* [What is asked]:
a – From the Hangul fallback discussion below, give again everything from "The fallback's not" down to "easy, isn't? :-)".
b – For each statement, say yes or no according to the Hangul fallback discussion below, and quote the words that decide it: (i) In the Solaris ksc5601.1992-3 fonts, all 11172 glyphs are handled in one section of the code. (ii) render_with_iso10646 has no fallback. (iii) render_with_johab* renders some non-modern Jamo compositions as syllable forms.

* [Selection]:
•••

The fallback is not for Solaris, in the Solaris ksc5601.1992-3 fonts, all of the 11172 glyphs will be in the if (n_cho == 1 && n_jung == 1 && n_jong <= 1) section. That's why I didn't include the fallback in the previous patches. If possible, I'd still like to remove the fallback.
The fallback's not for Solaris, but for what? Your patch will render with wrong glyphs in ksc5601.1992-3 if (n_cho != 1 || n_jung != 1 || n_jong > 1). Even in render_with_iso10646 or render_with_johab*, which can render the 11172 syllable, there are fallbacks. render_with_johab* does more; it even renders some of the non-modern Jamo compositions as syllable forms. Processing 11172 Hangul syllable is not an interesting issue in hangul-x module. It's too easy, isn't? :-)

•••

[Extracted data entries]

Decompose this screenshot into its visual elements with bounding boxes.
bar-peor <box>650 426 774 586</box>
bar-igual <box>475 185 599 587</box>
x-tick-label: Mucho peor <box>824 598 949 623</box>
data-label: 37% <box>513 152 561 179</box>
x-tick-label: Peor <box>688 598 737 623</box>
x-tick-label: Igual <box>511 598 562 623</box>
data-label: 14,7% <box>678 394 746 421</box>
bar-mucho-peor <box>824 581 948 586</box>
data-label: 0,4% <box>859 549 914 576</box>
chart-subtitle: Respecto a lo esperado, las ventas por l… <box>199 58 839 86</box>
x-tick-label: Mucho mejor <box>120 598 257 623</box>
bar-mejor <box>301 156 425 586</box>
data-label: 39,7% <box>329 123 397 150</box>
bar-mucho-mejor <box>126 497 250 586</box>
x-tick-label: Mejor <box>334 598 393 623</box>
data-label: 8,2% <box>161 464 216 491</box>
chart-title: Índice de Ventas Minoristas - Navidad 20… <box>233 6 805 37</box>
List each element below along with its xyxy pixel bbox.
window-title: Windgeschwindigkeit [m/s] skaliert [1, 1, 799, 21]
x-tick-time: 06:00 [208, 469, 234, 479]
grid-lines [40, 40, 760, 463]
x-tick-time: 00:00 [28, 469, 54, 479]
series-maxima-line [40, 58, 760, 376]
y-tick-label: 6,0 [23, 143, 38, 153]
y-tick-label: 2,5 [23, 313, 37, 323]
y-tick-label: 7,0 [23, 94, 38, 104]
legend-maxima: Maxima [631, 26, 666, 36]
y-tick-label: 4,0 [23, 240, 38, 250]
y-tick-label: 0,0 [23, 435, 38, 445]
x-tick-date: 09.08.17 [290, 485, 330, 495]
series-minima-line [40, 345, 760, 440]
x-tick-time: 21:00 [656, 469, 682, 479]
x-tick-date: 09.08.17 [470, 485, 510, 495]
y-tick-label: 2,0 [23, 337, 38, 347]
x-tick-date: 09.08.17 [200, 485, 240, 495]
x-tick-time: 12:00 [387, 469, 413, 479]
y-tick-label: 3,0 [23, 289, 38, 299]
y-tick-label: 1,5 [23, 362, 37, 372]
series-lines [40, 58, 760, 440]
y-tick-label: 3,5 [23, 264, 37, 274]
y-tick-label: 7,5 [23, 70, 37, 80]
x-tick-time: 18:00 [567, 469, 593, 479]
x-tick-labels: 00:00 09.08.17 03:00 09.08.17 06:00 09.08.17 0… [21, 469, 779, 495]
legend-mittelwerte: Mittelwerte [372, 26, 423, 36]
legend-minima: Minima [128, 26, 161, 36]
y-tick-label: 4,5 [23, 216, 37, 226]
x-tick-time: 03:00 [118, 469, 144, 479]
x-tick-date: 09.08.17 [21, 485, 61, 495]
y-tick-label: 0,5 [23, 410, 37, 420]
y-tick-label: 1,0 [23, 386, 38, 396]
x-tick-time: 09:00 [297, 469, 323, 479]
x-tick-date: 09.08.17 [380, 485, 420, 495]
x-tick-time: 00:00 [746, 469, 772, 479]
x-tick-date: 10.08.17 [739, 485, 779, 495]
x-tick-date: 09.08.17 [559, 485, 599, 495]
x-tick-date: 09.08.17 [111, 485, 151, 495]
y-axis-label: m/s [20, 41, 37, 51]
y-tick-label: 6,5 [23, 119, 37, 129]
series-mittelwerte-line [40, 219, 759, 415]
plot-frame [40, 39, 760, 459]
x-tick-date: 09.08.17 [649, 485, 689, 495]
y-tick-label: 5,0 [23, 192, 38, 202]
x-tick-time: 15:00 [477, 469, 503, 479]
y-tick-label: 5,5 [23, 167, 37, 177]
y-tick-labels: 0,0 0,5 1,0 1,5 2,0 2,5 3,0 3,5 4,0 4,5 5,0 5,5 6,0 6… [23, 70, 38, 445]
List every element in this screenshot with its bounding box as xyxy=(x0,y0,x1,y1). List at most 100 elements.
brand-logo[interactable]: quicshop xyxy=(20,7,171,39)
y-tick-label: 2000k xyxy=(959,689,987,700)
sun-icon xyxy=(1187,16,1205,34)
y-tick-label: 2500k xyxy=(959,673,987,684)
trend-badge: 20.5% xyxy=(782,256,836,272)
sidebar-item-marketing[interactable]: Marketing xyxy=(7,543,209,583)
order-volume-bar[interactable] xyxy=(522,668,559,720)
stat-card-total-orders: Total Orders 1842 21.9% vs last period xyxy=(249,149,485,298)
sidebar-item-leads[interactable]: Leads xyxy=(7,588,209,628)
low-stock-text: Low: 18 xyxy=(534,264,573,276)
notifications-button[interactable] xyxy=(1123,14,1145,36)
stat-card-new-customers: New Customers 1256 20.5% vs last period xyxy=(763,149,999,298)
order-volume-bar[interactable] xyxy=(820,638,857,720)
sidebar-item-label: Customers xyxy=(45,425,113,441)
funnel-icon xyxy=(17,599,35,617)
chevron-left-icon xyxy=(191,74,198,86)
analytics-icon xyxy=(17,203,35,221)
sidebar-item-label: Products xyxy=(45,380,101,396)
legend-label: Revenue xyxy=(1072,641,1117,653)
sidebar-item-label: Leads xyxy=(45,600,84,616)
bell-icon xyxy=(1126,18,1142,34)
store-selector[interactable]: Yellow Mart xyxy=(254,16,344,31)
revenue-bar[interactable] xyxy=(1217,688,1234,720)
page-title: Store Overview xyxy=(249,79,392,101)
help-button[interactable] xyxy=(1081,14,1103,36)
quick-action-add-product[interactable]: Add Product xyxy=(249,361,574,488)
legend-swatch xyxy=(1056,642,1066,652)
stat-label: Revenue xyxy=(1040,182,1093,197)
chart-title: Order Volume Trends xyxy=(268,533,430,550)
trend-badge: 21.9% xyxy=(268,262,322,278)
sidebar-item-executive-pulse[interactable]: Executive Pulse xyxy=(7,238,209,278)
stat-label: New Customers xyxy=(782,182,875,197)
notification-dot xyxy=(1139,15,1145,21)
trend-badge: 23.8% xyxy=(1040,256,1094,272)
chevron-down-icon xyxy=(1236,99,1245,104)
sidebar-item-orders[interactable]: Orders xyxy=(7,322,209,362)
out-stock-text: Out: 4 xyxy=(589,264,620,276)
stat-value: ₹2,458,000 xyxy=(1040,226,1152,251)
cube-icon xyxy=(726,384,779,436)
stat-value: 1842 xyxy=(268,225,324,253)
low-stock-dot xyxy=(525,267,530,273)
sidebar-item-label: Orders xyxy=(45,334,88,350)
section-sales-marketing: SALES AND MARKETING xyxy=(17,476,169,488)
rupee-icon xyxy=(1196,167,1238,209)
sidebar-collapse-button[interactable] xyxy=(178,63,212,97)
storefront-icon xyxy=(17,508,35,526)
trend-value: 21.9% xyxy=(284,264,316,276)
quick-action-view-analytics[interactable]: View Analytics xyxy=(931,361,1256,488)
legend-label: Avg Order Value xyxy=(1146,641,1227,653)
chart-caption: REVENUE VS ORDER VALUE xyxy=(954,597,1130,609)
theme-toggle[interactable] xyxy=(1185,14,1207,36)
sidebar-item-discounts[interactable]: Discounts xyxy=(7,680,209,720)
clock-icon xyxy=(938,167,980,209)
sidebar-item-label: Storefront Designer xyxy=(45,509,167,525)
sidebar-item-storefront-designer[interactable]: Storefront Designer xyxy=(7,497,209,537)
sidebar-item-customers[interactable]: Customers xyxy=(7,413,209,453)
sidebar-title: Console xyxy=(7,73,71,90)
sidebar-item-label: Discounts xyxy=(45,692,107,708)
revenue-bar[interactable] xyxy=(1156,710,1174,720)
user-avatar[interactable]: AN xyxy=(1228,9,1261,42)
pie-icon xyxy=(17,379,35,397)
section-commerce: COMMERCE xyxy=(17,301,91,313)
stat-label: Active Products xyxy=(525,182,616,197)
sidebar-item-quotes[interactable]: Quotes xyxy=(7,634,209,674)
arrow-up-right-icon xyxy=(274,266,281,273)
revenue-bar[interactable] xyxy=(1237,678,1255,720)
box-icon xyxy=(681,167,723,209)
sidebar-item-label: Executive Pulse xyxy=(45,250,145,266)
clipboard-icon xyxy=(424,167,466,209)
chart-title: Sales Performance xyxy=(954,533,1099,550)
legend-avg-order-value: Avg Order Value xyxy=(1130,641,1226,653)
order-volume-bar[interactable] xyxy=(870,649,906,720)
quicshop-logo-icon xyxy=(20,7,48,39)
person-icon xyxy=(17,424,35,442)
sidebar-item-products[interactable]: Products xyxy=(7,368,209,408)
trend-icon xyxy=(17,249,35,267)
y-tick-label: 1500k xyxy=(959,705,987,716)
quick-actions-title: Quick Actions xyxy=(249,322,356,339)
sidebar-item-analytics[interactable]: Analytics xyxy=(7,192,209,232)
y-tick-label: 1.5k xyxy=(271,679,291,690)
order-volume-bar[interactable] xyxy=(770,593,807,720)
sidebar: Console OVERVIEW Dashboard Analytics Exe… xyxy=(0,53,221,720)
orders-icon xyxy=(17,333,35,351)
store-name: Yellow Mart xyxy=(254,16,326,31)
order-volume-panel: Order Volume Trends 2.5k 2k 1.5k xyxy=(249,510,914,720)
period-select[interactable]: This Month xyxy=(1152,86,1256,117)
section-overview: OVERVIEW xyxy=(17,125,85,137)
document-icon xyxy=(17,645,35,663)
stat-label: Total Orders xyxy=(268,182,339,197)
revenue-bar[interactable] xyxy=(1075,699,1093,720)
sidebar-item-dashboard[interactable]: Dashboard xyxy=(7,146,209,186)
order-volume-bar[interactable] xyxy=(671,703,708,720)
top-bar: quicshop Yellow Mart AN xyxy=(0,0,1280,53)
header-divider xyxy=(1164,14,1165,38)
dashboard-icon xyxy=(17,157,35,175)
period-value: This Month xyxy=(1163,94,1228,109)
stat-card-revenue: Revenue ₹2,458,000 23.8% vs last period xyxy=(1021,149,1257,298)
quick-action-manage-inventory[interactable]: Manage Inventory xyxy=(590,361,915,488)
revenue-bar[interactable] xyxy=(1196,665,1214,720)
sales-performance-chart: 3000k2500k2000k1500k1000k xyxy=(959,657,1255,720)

•••

* [Solutions by task]:
a –
The fallback's not for Solaris, but for what? Your patch will render with wrong glyphs in ksc5601.1992-3 if (n_cho != 1 || n_jung != 1 || n_jong > 1). Even in render_with_iso10646 or render_with_johab*, which can render the 11172 syllable, there are fallbacks. render_with_johab* does more; it even renders some of the non-modern Jamo compositions as syllable forms. Processing 11172 Hangul syllable is not an interesting issue in hangul-x module. It's too easy, isn't? :-)

b –
(i) Yes: "all of the 11172 glyphs will be in the if (n_cho == 1 && n_jung == 1 && n_jong <= 1) section"
(ii) No: "Even in render_with_iso10646 or render_with_johab*, which can render the 11172 syllable, there are fallbacks."
(iii) Yes: "it even renders some of the non-modern Jamo compositions as syllable forms"